## STATED PROBLEM
Find every line in the records below that contains the word "JSON", and copy each such line.

========================================================================

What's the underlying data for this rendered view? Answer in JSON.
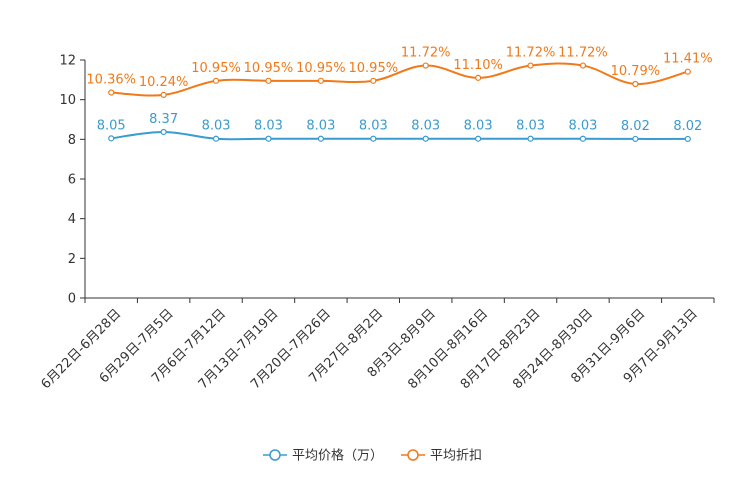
{
  "chart_data": {
    "type": "line",
    "title": "",
    "xlabel": "",
    "ylabel": "",
    "ylim": [
      0,
      12
    ],
    "yticks": [
      0,
      2,
      4,
      6,
      8,
      10,
      12
    ],
    "grid": false,
    "legend_position": "bottom-center",
    "categories": [
      "6月22日-6月28日",
      "6月29日-7月5日",
      "7月6日-7月12日",
      "7月13日-7月19日",
      "7月20日-7月26日",
      "7月27日-8月2日",
      "8月3日-8月9日",
      "8月10日-8月16日",
      "8月17日-8月23日",
      "8月24日-8月30日",
      "8月31日-9月6日",
      "9月7日-9月13日"
    ],
    "series": [
      {
        "name": "平均价格（万）",
        "color": "#3a9bd0",
        "values": [
          8.05,
          8.37,
          8.03,
          8.03,
          8.03,
          8.03,
          8.03,
          8.03,
          8.03,
          8.03,
          8.02,
          8.02
        ],
        "labels": [
          "8.05",
          "8.37",
          "8.03",
          "8.03",
          "8.03",
          "8.03",
          "8.03",
          "8.03",
          "8.03",
          "8.03",
          "8.02",
          "8.02"
        ]
      },
      {
        "name": "平均折扣",
        "color": "#f07a1a",
        "values": [
          10.36,
          10.24,
          10.95,
          10.95,
          10.95,
          10.95,
          11.72,
          11.1,
          11.72,
          11.72,
          10.79,
          11.41
        ],
        "labels": [
          "10.36%",
          "10.24%",
          "10.95%",
          "10.95%",
          "10.95%",
          "10.95%",
          "11.72%",
          "11.10%",
          "11.72%",
          "11.72%",
          "10.79%",
          "11.41%"
        ]
      }
    ]
  }
}
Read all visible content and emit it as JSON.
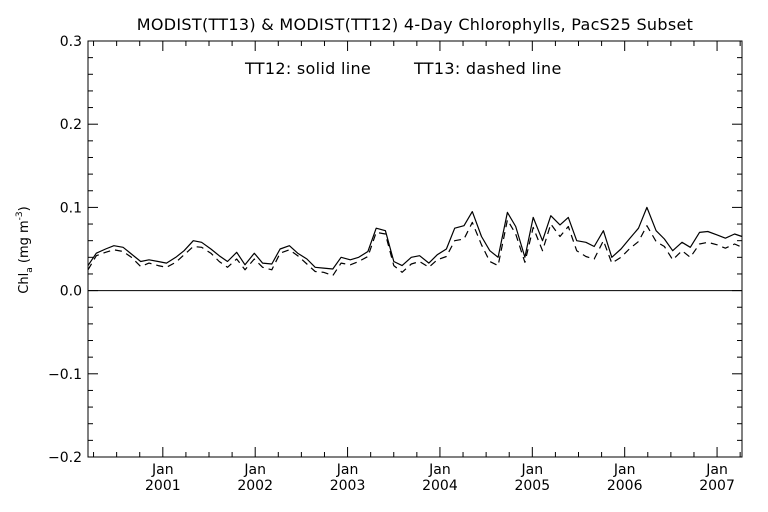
{
  "chart_data": {
    "type": "line",
    "title": "MODIST(TT13) & MODIST(TT12) 4-Day Chlorophylls, PacS25 Subset",
    "annotation_solid": "TT12: solid line",
    "annotation_dashed": "TT13: dashed line",
    "ylabel": {
      "base": "Chl",
      "sub": "a",
      "open": " (mg m",
      "sup": "-3",
      "close": ")"
    },
    "xlabel": "",
    "xlim": [
      2000.19,
      2007.27
    ],
    "ylim": [
      -0.2,
      0.3
    ],
    "yticks": [
      -0.2,
      -0.1,
      0.0,
      0.1,
      0.2,
      0.3
    ],
    "ytick_labels": [
      "−0.2",
      "−0.1",
      "0.0",
      "0.1",
      "0.2",
      "0.3"
    ],
    "xticks": [
      2001.0,
      2002.0,
      2003.0,
      2004.0,
      2005.0,
      2006.0,
      2007.0
    ],
    "xtick_month_labels": [
      "Jan",
      "Jan",
      "Jan",
      "Jan",
      "Jan",
      "Jan",
      "Jan"
    ],
    "xtick_year_labels": [
      "2001",
      "2002",
      "2003",
      "2004",
      "2005",
      "2006",
      "2007"
    ],
    "zero_line": 0.0,
    "grid": false,
    "legend": "none",
    "series": [
      {
        "name": "TT12",
        "style": "solid",
        "x": [
          2000.19,
          2000.28,
          2000.38,
          2000.47,
          2000.57,
          2000.66,
          2000.76,
          2000.85,
          2000.95,
          2001.04,
          2001.14,
          2001.23,
          2001.33,
          2001.42,
          2001.52,
          2001.61,
          2001.7,
          2001.8,
          2001.89,
          2001.99,
          2002.08,
          2002.18,
          2002.27,
          2002.37,
          2002.46,
          2002.56,
          2002.65,
          2002.74,
          2002.84,
          2002.93,
          2003.03,
          2003.12,
          2003.22,
          2003.31,
          2003.41,
          2003.5,
          2003.59,
          2003.69,
          2003.78,
          2003.88,
          2003.97,
          2004.07,
          2004.16,
          2004.26,
          2004.35,
          2004.45,
          2004.54,
          2004.63,
          2004.73,
          2004.82,
          2004.92,
          2005.01,
          2005.11,
          2005.2,
          2005.3,
          2005.39,
          2005.48,
          2005.58,
          2005.67,
          2005.77,
          2005.86,
          2005.96,
          2006.05,
          2006.15,
          2006.24,
          2006.34,
          2006.43,
          2006.52,
          2006.62,
          2006.71,
          2006.81,
          2006.9,
          2007.0,
          2007.09,
          2007.19,
          2007.27
        ],
        "y": [
          0.03,
          0.045,
          0.05,
          0.054,
          0.052,
          0.044,
          0.035,
          0.037,
          0.035,
          0.033,
          0.04,
          0.048,
          0.06,
          0.058,
          0.05,
          0.042,
          0.035,
          0.046,
          0.031,
          0.045,
          0.033,
          0.032,
          0.05,
          0.054,
          0.045,
          0.038,
          0.028,
          0.027,
          0.026,
          0.04,
          0.037,
          0.04,
          0.047,
          0.075,
          0.072,
          0.035,
          0.03,
          0.04,
          0.042,
          0.033,
          0.043,
          0.05,
          0.075,
          0.078,
          0.095,
          0.065,
          0.048,
          0.04,
          0.094,
          0.077,
          0.04,
          0.088,
          0.06,
          0.09,
          0.079,
          0.088,
          0.06,
          0.058,
          0.053,
          0.072,
          0.04,
          0.05,
          0.062,
          0.075,
          0.1,
          0.072,
          0.062,
          0.048,
          0.058,
          0.052,
          0.07,
          0.071,
          0.067,
          0.063,
          0.068,
          0.065
        ]
      },
      {
        "name": "TT13",
        "style": "dashed",
        "x": [
          2000.19,
          2000.28,
          2000.38,
          2000.47,
          2000.57,
          2000.66,
          2000.76,
          2000.85,
          2000.95,
          2001.04,
          2001.14,
          2001.23,
          2001.33,
          2001.42,
          2001.52,
          2001.61,
          2001.7,
          2001.8,
          2001.89,
          2001.99,
          2002.08,
          2002.18,
          2002.27,
          2002.37,
          2002.46,
          2002.56,
          2002.65,
          2002.74,
          2002.84,
          2002.93,
          2003.03,
          2003.12,
          2003.22,
          2003.31,
          2003.41,
          2003.5,
          2003.59,
          2003.69,
          2003.78,
          2003.88,
          2003.97,
          2004.07,
          2004.16,
          2004.26,
          2004.35,
          2004.45,
          2004.54,
          2004.63,
          2004.73,
          2004.82,
          2004.92,
          2005.01,
          2005.11,
          2005.2,
          2005.3,
          2005.39,
          2005.48,
          2005.58,
          2005.67,
          2005.77,
          2005.86,
          2005.96,
          2006.05,
          2006.15,
          2006.24,
          2006.34,
          2006.43,
          2006.52,
          2006.62,
          2006.71,
          2006.81,
          2006.9,
          2007.0,
          2007.09,
          2007.19,
          2007.27
        ],
        "y": [
          0.025,
          0.042,
          0.046,
          0.049,
          0.047,
          0.04,
          0.029,
          0.033,
          0.03,
          0.028,
          0.034,
          0.043,
          0.053,
          0.052,
          0.045,
          0.035,
          0.028,
          0.038,
          0.025,
          0.038,
          0.028,
          0.025,
          0.045,
          0.049,
          0.042,
          0.032,
          0.023,
          0.022,
          0.018,
          0.033,
          0.031,
          0.035,
          0.041,
          0.07,
          0.068,
          0.03,
          0.022,
          0.032,
          0.035,
          0.028,
          0.037,
          0.041,
          0.06,
          0.062,
          0.082,
          0.055,
          0.035,
          0.03,
          0.085,
          0.068,
          0.034,
          0.076,
          0.048,
          0.08,
          0.065,
          0.077,
          0.048,
          0.041,
          0.038,
          0.06,
          0.033,
          0.04,
          0.05,
          0.059,
          0.078,
          0.059,
          0.053,
          0.037,
          0.048,
          0.04,
          0.056,
          0.058,
          0.055,
          0.051,
          0.056,
          0.052
        ]
      }
    ]
  }
}
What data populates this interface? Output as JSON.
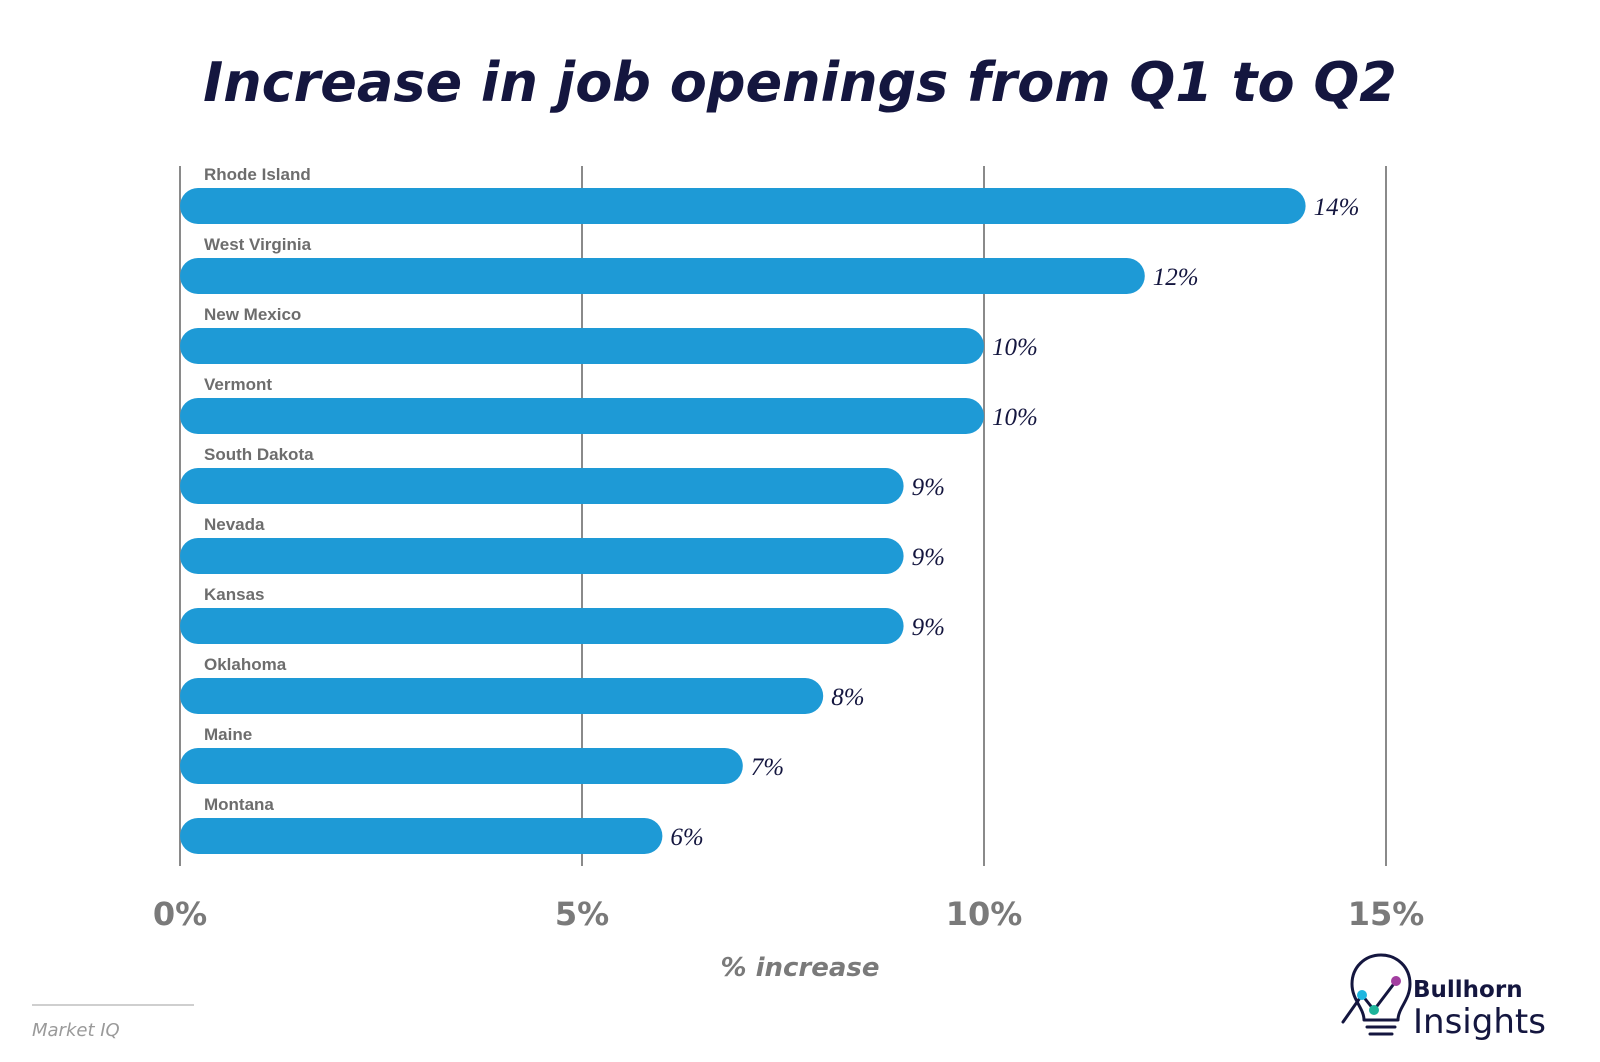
{
  "chart_data": {
    "type": "bar",
    "orientation": "horizontal",
    "title": "Increase in job openings from Q1 to Q2",
    "xlabel": "% increase",
    "ylabel": "",
    "categories": [
      "Rhode Island",
      "West Virginia",
      "New Mexico",
      "Vermont",
      "South Dakota",
      "Nevada",
      "Kansas",
      "Oklahoma",
      "Maine",
      "Montana"
    ],
    "values": [
      14,
      12,
      10,
      10,
      9,
      9,
      9,
      8,
      7,
      6
    ],
    "value_labels": [
      "14%",
      "12%",
      "10%",
      "10%",
      "9%",
      "9%",
      "9%",
      "8%",
      "7%",
      "6%"
    ],
    "xlim": [
      0,
      15
    ],
    "ticks": [
      0,
      5,
      10,
      15
    ],
    "tick_labels": [
      "0%",
      "5%",
      "10%",
      "15%"
    ],
    "grid": true,
    "bar_color": "#1e9ad6"
  },
  "source": "Market IQ",
  "brand": {
    "line1": "Bullhorn",
    "line2": "Insights",
    "logo_icon": "lightbulb-chart-icon"
  },
  "colors": {
    "title": "#14163f",
    "gridline": "#8a8a8a",
    "logo_cyan": "#1fb6e0",
    "logo_purple": "#a23ea0",
    "logo_teal": "#1db39a"
  }
}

========================================================================

## TASK RESPONSE
What's the underlying data for this rendered view? Answer in JSON.
Read all visible content and emit it as JSON.
What data populates this interface? Output as JSON.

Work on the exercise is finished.